● Written request
Copy every line of the records below where the word "required" occurs.

● Provided records
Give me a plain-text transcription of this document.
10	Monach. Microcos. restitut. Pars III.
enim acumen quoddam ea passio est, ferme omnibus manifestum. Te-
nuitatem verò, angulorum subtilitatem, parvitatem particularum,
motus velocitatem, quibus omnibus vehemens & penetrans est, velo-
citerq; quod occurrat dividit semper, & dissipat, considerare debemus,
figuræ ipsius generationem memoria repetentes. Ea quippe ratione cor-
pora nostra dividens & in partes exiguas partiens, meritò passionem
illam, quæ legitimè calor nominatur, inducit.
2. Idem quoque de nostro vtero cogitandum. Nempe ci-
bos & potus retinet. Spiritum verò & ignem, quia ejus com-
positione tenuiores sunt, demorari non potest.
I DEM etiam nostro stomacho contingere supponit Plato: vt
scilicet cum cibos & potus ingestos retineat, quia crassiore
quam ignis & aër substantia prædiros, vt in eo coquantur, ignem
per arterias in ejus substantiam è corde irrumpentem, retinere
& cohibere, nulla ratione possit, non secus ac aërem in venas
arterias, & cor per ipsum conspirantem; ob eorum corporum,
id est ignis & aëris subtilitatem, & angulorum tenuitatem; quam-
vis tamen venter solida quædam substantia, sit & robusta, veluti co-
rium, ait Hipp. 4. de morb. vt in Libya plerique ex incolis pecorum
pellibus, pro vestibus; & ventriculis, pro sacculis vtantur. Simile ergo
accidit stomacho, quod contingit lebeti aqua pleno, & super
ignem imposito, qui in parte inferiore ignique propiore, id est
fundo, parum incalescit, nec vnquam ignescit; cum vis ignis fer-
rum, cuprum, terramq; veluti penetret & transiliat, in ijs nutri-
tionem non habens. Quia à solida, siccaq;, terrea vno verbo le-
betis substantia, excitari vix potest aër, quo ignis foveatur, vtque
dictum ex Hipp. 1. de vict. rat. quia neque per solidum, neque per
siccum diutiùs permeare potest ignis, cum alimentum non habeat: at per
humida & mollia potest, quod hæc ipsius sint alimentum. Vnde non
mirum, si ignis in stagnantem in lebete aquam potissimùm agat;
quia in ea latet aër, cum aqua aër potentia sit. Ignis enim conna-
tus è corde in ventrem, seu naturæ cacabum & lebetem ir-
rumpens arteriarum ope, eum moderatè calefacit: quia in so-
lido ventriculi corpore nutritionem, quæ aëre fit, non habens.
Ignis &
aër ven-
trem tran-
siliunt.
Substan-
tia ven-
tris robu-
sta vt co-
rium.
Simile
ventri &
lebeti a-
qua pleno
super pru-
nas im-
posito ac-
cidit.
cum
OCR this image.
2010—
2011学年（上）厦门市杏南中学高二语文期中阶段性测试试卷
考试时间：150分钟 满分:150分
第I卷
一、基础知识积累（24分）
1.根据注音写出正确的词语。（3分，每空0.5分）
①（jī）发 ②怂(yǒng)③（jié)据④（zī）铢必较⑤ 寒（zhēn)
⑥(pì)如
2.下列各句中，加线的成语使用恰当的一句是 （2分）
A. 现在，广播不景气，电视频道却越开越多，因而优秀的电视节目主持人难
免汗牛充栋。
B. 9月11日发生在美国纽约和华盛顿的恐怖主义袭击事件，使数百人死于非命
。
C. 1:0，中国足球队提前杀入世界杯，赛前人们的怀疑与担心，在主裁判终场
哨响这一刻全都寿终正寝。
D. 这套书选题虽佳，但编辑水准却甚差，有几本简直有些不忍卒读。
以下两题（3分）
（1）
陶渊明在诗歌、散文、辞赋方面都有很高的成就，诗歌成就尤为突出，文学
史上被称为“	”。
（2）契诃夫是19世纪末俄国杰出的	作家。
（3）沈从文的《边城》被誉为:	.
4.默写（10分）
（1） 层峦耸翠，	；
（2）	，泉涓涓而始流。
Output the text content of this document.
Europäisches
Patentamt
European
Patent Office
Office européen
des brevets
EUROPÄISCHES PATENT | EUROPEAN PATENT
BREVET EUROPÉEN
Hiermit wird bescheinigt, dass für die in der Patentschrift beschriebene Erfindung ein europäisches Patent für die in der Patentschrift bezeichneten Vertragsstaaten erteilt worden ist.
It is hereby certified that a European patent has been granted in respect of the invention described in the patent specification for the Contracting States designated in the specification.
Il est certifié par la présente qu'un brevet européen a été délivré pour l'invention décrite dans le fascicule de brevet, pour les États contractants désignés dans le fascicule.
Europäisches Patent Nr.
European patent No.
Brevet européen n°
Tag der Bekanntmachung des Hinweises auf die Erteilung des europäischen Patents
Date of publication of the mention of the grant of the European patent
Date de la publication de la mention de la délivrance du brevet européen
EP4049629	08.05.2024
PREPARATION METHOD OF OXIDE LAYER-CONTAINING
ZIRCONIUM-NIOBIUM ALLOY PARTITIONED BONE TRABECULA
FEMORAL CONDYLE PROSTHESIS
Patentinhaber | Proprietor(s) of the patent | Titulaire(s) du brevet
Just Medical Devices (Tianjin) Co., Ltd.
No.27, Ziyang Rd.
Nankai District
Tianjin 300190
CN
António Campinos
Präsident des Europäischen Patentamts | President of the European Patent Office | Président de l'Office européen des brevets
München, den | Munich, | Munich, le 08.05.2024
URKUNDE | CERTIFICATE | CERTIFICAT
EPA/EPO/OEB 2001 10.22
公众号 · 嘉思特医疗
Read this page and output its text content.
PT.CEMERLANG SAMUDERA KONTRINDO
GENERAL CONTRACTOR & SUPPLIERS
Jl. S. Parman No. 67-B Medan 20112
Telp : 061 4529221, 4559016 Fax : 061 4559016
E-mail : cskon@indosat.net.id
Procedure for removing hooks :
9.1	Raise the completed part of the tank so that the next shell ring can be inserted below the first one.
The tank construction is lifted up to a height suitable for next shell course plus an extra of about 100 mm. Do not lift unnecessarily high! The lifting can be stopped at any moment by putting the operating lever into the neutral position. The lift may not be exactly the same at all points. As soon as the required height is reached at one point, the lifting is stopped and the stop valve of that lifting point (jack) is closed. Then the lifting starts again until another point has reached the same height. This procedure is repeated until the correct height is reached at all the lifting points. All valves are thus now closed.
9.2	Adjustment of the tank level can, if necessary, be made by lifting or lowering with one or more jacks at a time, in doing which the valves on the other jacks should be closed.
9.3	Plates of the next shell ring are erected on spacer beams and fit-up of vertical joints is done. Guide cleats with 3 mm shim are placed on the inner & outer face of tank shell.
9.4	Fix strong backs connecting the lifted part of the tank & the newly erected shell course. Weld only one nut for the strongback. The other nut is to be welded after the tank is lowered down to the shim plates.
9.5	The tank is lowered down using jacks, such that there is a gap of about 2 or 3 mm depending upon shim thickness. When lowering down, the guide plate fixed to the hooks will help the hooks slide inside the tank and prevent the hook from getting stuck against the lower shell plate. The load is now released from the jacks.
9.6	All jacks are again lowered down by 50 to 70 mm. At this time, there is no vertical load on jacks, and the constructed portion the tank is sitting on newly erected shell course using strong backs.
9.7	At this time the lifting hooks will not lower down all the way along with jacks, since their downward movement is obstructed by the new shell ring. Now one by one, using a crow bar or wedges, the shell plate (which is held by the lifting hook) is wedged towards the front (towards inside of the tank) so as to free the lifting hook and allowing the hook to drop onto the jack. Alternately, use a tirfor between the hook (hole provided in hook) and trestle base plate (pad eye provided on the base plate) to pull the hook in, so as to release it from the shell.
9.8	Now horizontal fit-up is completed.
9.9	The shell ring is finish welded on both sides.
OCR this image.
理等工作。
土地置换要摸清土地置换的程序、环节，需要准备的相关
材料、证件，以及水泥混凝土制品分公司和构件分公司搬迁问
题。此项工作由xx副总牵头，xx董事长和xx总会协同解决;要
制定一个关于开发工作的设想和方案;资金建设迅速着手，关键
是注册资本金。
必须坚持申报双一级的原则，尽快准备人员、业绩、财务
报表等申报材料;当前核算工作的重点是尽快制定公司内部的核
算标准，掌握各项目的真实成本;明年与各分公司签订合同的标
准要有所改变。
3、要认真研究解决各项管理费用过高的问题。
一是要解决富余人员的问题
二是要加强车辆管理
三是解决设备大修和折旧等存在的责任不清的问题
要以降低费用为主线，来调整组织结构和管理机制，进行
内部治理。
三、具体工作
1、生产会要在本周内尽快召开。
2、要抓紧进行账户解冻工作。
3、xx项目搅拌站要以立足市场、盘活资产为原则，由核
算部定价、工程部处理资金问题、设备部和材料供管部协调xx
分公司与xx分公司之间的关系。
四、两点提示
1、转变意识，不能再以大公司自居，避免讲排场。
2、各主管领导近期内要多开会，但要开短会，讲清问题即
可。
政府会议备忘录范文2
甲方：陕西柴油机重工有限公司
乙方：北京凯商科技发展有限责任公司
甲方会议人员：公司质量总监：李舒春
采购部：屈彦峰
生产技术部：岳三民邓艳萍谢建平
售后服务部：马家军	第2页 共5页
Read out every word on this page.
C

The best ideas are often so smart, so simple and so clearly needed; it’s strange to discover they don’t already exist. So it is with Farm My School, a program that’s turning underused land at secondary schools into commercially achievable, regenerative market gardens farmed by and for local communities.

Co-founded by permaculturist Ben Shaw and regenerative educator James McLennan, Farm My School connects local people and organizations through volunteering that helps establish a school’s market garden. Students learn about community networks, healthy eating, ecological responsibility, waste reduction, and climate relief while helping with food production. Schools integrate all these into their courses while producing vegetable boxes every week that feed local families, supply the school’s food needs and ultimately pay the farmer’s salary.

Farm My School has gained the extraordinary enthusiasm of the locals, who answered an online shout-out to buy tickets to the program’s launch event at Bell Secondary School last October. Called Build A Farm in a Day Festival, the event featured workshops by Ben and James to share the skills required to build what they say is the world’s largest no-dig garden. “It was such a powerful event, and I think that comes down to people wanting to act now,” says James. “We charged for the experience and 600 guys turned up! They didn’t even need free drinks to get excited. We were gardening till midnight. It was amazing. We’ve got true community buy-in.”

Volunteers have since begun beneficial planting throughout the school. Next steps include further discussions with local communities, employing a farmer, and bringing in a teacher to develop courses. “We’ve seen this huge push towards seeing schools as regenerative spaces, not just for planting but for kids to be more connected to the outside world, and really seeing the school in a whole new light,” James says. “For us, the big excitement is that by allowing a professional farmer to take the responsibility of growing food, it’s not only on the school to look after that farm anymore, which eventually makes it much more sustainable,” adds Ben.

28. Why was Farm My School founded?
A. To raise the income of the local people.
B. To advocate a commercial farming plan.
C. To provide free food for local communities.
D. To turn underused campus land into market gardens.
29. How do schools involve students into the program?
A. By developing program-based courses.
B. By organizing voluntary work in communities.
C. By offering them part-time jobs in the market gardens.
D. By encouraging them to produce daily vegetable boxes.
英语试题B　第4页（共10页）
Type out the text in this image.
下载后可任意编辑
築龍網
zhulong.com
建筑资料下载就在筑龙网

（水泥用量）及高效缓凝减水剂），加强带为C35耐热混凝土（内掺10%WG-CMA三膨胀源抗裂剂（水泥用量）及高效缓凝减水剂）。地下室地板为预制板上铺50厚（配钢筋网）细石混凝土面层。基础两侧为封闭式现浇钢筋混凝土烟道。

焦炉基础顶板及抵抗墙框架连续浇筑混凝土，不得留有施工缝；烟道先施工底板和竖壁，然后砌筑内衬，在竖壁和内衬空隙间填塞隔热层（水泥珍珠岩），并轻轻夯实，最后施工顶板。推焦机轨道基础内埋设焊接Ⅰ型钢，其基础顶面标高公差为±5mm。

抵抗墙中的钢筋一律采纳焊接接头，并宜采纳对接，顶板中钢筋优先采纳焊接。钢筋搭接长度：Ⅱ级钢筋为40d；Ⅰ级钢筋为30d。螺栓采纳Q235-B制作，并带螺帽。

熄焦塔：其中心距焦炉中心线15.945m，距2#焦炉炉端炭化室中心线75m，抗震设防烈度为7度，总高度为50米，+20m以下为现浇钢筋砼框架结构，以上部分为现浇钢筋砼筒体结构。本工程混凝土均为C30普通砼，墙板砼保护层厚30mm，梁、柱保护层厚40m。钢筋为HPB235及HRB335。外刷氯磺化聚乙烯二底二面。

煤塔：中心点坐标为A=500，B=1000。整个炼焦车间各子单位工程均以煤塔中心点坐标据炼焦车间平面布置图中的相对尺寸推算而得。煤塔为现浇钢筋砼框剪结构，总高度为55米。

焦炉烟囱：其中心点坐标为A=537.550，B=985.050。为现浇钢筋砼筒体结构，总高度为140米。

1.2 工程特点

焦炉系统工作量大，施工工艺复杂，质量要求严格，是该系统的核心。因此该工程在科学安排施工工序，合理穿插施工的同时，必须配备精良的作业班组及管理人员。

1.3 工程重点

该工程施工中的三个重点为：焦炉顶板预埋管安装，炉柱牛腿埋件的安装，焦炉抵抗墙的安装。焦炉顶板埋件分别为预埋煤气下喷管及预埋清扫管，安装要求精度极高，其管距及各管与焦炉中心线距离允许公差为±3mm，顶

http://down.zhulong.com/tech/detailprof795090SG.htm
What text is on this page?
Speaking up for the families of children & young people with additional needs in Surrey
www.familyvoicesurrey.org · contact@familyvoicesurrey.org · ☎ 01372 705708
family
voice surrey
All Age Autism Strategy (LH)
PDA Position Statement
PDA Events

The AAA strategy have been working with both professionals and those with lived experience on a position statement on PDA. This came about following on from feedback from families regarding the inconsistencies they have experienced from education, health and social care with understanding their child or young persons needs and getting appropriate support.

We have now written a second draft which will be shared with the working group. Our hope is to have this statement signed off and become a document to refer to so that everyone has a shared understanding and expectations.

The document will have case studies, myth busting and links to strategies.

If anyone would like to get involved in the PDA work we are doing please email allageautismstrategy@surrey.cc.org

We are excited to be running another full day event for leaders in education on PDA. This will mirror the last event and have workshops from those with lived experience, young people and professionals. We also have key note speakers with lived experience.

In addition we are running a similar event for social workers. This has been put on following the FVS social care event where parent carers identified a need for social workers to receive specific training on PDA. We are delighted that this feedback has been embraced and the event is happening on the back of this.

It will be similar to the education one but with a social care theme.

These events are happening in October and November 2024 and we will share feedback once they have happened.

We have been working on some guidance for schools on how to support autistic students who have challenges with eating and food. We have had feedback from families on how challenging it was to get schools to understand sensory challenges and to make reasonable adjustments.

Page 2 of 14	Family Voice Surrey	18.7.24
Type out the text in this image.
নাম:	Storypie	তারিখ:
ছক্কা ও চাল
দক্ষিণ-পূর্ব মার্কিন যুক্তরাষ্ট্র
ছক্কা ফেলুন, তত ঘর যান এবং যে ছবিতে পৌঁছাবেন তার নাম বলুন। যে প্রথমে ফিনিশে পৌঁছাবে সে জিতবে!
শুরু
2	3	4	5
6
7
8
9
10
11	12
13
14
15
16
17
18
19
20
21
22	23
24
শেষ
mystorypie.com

● Written answer
The tank construction is lifted up to a height suitable for next shell course plus an extra of about 100 mm. Do not lift unnecessarily high! The lifting can be stopped at any moment by putting the operating lever into the neutral position. The lift may not be exactly the same at all points. As soon as the required height is reached at one point, the lifting is stopped and the stop valve of that lifting point (jack) is closed. Then the lifting starts again until another point has reached the same height. This procedure is repeated until the correct height is reached at all the lifting points. All valves are thus now closed.
Farm My School has gained the extraordinary enthusiasm of the locals, who answered an online shout-out to buy tickets to the program’s launch event at Bell Secondary School last October. Called Build A Farm in a Day Festival, the event featured workshops by Ben and James to share the skills required to build what they say is the world’s largest no-dig garden. “It was such a powerful event, and I think that comes down to people wanting to act now,” says James. “We charged for the experience and 600 guys turned up! They didn’t even need free drinks to get excited. We were gardening till midnight. It was amazing. We’ve got true community buy-in.”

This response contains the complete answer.